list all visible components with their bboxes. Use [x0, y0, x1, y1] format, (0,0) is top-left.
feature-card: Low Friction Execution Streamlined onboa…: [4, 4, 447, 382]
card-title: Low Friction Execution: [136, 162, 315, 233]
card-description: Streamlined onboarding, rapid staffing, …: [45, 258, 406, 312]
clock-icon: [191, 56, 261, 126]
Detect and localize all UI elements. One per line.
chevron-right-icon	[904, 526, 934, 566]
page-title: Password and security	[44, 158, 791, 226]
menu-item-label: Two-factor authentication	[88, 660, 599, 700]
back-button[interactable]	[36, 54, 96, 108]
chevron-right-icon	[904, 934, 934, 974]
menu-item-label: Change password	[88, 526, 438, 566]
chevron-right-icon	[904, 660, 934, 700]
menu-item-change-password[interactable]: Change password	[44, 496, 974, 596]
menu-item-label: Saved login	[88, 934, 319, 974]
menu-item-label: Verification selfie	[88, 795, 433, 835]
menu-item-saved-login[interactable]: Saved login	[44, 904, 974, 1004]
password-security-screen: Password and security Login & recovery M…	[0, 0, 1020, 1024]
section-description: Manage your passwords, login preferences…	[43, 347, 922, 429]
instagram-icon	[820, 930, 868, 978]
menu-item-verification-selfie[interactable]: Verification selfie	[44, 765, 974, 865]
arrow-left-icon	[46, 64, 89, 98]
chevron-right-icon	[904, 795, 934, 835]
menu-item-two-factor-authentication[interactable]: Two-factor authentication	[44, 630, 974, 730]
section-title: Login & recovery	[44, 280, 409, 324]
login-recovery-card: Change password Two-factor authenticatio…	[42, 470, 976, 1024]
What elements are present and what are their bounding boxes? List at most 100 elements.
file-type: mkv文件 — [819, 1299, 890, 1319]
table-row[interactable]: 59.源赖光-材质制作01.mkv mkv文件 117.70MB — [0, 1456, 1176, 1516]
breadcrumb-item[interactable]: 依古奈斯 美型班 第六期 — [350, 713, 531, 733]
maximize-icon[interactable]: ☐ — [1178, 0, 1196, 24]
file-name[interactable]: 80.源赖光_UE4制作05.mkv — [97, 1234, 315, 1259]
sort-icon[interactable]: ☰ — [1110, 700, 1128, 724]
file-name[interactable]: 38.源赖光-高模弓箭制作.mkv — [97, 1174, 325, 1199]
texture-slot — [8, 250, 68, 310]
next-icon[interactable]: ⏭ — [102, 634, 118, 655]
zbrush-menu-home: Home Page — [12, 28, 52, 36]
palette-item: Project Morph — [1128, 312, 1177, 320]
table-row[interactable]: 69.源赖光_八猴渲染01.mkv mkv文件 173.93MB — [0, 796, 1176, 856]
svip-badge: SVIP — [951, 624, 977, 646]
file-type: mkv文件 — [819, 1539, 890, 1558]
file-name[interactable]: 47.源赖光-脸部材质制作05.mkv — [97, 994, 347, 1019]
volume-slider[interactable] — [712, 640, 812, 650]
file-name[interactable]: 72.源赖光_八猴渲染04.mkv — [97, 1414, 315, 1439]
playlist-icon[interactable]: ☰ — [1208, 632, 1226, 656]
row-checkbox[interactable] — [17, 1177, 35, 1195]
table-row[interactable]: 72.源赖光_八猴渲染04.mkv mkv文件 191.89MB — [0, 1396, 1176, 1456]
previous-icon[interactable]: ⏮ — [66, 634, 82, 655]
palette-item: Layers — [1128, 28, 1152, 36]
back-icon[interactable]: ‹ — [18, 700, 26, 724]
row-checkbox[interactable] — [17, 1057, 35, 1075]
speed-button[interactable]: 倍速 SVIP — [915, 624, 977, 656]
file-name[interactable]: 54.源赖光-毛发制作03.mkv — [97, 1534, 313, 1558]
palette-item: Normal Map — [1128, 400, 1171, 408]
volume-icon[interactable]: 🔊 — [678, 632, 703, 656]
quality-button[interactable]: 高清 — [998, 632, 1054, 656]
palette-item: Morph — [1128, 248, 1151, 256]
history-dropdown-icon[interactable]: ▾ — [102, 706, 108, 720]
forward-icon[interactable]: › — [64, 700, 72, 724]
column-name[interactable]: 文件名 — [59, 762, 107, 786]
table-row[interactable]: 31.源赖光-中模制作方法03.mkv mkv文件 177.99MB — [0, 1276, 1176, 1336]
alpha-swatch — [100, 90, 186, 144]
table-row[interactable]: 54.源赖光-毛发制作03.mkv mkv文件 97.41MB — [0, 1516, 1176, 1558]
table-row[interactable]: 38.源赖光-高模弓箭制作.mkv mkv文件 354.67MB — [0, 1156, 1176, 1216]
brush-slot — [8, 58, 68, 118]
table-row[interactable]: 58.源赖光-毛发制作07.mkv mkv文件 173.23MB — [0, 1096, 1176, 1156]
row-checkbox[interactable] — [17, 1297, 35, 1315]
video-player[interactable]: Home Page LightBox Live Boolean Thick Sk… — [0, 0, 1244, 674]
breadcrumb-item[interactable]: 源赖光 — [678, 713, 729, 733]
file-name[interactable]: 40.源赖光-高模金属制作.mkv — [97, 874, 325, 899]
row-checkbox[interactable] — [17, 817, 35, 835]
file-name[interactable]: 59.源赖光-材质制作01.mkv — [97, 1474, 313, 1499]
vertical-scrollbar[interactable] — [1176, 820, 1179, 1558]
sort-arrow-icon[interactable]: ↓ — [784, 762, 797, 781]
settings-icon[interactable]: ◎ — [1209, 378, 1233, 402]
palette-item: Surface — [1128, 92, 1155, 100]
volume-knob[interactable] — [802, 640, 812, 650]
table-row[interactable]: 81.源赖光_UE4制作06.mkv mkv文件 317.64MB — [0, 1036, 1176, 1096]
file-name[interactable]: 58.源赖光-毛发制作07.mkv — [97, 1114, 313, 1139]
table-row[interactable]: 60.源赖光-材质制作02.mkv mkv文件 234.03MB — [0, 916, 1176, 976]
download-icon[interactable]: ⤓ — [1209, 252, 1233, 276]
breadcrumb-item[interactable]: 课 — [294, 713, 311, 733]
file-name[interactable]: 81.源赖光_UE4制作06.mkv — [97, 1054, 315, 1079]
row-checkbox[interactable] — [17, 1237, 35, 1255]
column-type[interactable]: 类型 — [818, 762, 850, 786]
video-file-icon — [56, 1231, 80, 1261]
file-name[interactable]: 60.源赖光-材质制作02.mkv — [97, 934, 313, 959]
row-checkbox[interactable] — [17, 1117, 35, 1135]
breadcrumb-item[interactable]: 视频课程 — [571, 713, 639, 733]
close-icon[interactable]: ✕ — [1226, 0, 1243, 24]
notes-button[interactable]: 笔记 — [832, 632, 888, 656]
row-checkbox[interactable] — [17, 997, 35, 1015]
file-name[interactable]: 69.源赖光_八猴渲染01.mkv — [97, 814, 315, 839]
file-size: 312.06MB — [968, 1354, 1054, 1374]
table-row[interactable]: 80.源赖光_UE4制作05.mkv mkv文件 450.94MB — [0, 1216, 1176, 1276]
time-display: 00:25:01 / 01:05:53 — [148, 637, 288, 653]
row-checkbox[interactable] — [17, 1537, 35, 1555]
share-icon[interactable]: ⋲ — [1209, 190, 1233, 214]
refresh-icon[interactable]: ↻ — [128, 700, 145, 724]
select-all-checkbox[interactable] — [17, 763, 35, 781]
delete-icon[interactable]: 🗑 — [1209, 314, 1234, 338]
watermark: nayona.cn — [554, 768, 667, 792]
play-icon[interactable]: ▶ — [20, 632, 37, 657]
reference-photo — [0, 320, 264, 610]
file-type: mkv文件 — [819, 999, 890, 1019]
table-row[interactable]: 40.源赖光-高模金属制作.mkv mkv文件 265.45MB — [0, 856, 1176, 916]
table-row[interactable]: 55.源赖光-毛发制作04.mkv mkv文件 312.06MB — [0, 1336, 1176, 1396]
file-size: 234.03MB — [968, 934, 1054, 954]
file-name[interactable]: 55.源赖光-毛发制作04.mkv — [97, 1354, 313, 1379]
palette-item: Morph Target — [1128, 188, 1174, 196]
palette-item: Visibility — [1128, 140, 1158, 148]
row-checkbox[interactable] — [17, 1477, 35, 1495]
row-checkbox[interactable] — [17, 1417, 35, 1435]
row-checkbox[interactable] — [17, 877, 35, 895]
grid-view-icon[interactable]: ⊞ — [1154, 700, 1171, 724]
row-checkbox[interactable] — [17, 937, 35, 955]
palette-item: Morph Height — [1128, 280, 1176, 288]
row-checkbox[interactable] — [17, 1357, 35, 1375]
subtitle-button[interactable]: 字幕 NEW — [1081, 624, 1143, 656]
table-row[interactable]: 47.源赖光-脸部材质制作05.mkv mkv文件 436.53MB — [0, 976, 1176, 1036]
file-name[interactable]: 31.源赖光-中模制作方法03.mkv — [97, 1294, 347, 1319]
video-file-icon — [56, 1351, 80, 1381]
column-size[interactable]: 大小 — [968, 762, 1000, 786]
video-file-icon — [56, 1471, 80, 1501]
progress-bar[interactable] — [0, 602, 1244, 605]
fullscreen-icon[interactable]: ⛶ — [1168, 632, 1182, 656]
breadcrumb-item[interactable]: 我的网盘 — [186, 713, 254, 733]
──────────────────────────────
**What needs to be done**
Swap "Execution" for "Delivery" in the rows that run from the first row through the row containing "Detect and localize", and give back only those rows with nothing else changed.

**Answer**
list all visible components with their bboxes. Use [x0, y0, x1, y1] format, (0,0) is top-left.
feature-card: Low Friction Delivery Streamlined onboa…: [4, 4, 447, 382]
card-title: Low Friction Delivery: [136, 162, 315, 233]
card-description: Streamlined onboarding, rapid staffing, …: [45, 258, 406, 312]
clock-icon: [191, 56, 261, 126]
Detect and localize all UI elements. One per line.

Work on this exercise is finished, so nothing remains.